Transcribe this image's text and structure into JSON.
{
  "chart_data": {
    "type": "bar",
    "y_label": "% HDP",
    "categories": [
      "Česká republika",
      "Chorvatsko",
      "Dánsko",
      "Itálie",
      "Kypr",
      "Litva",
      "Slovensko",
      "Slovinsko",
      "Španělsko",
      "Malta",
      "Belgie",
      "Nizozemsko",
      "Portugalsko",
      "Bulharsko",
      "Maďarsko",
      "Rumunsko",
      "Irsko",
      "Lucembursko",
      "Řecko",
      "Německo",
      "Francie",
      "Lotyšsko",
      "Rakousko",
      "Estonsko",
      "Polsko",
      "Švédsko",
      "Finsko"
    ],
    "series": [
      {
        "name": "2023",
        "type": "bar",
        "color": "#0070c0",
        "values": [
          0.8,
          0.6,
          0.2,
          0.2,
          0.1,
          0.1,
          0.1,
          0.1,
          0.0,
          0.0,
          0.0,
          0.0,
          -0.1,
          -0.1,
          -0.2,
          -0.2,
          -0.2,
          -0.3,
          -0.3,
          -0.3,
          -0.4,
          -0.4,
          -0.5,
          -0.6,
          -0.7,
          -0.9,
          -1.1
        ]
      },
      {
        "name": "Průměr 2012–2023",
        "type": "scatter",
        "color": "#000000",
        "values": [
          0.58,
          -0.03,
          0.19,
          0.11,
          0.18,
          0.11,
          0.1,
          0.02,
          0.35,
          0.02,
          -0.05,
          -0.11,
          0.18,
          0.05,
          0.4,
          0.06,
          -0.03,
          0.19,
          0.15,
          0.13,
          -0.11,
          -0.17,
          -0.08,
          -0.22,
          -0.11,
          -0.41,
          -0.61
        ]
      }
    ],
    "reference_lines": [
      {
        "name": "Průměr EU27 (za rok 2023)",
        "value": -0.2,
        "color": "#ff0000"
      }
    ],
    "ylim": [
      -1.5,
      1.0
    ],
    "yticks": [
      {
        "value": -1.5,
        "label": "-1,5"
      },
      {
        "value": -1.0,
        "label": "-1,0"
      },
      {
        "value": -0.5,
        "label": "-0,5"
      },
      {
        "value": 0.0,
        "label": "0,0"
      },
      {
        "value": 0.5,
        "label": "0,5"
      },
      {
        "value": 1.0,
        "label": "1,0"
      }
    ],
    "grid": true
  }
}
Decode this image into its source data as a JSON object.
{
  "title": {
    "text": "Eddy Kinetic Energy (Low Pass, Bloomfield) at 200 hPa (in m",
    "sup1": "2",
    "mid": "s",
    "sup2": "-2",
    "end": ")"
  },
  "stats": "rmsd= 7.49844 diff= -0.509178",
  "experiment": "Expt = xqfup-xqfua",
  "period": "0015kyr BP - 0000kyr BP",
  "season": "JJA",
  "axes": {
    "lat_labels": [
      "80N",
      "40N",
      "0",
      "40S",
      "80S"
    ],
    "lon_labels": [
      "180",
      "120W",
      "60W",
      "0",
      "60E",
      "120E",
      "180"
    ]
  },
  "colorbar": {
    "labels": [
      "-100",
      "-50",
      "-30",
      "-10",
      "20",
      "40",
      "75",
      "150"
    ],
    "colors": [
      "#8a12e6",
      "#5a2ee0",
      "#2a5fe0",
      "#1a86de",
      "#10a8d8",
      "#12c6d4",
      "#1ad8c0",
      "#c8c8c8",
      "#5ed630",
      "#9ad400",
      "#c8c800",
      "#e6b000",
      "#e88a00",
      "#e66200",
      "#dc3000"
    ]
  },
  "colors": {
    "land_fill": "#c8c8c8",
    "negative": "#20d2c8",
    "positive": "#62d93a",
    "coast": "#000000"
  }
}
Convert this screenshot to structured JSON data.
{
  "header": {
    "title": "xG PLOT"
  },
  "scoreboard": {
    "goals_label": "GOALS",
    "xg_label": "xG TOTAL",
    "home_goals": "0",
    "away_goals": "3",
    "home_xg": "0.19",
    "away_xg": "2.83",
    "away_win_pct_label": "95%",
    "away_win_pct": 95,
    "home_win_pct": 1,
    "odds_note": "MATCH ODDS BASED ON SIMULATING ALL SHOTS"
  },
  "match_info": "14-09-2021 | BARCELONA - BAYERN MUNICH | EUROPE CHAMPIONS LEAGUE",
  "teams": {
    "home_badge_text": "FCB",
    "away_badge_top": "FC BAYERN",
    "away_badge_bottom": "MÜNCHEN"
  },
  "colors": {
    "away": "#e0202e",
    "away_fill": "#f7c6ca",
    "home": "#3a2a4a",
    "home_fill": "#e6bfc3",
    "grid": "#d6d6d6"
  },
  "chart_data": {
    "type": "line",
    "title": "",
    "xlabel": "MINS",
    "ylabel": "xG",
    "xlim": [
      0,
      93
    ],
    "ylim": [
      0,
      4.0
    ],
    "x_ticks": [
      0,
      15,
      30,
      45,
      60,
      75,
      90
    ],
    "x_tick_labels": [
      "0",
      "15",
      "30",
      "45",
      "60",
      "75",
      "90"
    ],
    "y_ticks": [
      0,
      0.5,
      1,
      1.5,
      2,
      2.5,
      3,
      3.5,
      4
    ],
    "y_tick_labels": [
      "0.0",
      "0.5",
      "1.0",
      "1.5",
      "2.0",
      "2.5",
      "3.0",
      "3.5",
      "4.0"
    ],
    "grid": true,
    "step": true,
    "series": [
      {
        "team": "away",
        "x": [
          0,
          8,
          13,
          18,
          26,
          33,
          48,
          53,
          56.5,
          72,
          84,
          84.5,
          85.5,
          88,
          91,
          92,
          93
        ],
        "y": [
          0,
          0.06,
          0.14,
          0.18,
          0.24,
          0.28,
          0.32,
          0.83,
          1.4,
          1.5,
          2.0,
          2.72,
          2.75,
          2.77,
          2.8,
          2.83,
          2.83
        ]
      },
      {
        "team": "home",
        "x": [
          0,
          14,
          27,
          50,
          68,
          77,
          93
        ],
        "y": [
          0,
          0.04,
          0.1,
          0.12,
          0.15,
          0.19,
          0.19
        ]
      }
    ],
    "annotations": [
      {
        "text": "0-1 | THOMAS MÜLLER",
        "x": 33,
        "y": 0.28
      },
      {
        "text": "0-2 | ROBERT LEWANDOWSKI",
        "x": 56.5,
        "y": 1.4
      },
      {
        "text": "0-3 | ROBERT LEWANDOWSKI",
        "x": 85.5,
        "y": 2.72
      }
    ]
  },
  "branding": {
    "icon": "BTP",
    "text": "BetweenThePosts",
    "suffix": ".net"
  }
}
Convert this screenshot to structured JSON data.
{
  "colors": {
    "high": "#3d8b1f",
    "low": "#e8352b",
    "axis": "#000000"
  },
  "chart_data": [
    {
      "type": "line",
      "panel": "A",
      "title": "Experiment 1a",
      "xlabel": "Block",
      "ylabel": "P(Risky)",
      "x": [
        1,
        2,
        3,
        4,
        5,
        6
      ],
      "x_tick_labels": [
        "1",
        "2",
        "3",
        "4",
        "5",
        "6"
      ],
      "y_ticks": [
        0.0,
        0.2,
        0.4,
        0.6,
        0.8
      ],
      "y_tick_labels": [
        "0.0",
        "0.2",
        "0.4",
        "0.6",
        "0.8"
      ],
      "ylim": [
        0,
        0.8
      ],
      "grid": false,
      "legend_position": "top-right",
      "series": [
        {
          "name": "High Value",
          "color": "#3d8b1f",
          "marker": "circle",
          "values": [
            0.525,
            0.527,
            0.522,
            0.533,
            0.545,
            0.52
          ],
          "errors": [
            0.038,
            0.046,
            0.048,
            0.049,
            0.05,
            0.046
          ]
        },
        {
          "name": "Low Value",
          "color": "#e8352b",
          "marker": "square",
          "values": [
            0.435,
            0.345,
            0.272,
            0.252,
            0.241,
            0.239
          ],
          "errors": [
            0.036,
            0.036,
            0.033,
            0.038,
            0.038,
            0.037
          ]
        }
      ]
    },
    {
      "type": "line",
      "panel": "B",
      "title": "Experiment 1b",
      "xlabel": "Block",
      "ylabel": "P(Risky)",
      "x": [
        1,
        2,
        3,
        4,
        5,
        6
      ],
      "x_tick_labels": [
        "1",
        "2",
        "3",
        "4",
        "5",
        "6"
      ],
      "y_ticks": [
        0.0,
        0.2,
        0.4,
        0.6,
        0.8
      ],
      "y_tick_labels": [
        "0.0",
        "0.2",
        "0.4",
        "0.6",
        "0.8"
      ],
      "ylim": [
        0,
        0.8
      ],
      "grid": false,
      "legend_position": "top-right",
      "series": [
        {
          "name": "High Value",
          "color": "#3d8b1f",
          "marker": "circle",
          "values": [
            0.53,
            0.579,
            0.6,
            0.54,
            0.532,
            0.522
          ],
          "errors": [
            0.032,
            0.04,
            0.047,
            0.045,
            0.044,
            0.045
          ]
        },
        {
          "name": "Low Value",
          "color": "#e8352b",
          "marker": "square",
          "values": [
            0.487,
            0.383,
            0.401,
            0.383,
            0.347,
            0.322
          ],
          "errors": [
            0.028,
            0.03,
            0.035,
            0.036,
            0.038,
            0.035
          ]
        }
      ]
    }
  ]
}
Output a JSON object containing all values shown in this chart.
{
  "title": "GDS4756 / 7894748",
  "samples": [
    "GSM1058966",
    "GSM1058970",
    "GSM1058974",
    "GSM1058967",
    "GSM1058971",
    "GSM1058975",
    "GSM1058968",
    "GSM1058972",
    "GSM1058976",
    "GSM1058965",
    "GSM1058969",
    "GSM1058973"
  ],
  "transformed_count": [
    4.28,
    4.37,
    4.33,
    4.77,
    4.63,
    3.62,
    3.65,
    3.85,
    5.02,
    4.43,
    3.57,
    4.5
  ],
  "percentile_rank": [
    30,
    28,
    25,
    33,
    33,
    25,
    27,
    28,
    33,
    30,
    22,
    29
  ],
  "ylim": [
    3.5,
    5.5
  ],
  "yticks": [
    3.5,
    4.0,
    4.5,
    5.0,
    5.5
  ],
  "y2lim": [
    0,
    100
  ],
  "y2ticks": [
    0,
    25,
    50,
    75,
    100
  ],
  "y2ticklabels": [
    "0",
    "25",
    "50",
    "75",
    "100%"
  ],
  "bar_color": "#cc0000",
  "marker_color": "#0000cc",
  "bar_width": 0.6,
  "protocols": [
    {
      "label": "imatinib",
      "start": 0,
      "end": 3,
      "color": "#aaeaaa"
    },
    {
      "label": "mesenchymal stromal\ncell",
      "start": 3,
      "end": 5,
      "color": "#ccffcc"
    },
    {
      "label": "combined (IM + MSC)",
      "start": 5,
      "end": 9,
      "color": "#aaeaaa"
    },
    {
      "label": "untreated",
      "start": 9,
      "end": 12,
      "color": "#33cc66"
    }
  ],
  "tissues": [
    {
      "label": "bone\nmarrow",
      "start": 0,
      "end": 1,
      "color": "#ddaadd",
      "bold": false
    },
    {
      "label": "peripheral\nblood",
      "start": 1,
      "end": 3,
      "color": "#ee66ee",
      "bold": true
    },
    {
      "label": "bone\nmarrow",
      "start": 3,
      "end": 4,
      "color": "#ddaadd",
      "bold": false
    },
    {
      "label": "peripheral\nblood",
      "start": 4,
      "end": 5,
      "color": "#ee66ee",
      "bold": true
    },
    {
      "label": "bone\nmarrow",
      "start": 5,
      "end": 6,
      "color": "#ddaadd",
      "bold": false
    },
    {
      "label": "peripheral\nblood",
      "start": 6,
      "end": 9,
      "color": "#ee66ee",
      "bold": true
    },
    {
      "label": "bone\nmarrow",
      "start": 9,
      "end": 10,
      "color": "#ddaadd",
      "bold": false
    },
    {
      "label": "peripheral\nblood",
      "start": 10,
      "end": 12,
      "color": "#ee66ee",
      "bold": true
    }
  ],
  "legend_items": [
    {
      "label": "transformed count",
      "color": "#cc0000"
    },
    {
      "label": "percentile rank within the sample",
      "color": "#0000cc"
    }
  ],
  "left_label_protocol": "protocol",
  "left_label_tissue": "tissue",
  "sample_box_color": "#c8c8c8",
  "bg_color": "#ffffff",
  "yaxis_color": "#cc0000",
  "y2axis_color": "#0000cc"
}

WHAT THE EXERCISE ASKS: From the records above, pull out each line that has "object".

RESPONSE TO THIS EXERCISE:
Decode this image into its source data as a JSON object.
Output a JSON object containing all values shown in this chart.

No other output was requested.